## Set exercise
Update the stretch from the start of the records through the line containing "sort-label: 最新回复: [196, 119, 221, 126]" by putting "sidebar-label" in place of "nav-label", with everything else unchanged. Return only those lines.

---------- The data

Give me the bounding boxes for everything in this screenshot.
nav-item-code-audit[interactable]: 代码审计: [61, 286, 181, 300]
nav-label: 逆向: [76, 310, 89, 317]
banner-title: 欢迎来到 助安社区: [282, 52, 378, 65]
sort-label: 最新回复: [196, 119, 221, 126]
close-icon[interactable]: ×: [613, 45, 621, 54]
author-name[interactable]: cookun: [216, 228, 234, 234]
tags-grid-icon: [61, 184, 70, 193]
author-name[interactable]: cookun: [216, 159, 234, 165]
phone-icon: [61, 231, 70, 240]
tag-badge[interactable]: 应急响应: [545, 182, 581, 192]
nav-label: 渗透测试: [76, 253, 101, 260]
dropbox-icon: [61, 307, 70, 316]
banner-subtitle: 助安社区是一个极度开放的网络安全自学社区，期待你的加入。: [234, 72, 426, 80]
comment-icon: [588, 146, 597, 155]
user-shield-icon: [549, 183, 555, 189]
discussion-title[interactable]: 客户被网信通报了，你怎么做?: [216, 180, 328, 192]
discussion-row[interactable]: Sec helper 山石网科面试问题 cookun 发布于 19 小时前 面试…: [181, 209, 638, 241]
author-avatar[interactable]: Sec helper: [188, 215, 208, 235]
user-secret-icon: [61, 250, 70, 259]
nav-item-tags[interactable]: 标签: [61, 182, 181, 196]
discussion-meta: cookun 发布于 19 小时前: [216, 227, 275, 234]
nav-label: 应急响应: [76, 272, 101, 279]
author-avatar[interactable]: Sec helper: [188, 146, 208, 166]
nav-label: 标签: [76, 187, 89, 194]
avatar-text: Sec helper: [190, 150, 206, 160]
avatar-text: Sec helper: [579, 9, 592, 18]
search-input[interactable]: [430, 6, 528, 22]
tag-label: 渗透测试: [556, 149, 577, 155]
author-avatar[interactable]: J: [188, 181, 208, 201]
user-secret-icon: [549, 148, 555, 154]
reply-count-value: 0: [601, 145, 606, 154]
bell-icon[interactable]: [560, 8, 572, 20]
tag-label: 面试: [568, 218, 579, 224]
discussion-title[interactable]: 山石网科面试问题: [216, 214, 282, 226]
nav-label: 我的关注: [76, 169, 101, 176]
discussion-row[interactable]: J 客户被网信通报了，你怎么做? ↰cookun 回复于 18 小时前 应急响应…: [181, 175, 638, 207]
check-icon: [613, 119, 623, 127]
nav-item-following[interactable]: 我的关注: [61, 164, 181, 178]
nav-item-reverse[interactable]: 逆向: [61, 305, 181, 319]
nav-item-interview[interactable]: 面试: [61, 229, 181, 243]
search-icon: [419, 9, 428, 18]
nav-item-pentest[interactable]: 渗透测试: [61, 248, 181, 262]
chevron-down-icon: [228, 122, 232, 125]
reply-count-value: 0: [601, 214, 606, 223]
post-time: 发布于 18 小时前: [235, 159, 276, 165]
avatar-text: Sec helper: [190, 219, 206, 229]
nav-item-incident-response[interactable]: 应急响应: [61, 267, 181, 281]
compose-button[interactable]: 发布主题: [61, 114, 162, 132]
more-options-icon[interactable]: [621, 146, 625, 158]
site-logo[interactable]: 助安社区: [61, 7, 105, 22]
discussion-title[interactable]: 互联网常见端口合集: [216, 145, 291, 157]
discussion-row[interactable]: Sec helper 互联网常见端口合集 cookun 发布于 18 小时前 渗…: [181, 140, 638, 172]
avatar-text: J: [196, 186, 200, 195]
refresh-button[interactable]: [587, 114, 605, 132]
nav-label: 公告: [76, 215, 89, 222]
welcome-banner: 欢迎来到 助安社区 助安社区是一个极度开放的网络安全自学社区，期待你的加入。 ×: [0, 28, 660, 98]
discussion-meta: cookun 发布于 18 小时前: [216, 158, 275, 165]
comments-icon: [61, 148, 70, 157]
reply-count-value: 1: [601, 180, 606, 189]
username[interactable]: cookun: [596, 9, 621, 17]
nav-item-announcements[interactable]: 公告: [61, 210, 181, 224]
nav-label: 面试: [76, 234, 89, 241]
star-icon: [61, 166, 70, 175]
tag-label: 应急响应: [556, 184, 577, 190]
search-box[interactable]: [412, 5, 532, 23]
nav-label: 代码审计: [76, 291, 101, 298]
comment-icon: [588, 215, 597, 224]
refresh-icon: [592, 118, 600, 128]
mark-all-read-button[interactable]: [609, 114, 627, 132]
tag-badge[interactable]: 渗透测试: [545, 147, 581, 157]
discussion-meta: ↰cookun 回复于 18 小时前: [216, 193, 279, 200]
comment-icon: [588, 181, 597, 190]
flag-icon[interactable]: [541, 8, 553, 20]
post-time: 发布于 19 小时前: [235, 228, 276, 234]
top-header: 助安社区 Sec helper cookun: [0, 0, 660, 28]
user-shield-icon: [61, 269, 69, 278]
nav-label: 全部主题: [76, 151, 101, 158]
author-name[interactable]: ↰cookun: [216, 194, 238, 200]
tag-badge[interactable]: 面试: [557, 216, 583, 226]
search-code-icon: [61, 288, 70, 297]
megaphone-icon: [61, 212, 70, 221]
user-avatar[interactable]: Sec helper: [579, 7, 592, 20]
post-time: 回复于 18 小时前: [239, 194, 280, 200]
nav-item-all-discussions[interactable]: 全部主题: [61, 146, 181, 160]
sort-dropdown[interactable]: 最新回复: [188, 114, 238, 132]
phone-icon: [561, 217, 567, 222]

--------------------

## Result of the exercise
Give me the bounding boxes for everything in this screenshot.
nav-item-code-audit[interactable]: 代码审计: [61, 286, 181, 300]
sidebar-label: 逆向: [76, 310, 89, 317]
banner-title: 欢迎来到 助安社区: [282, 52, 378, 65]
sort-label: 最新回复: [196, 119, 221, 126]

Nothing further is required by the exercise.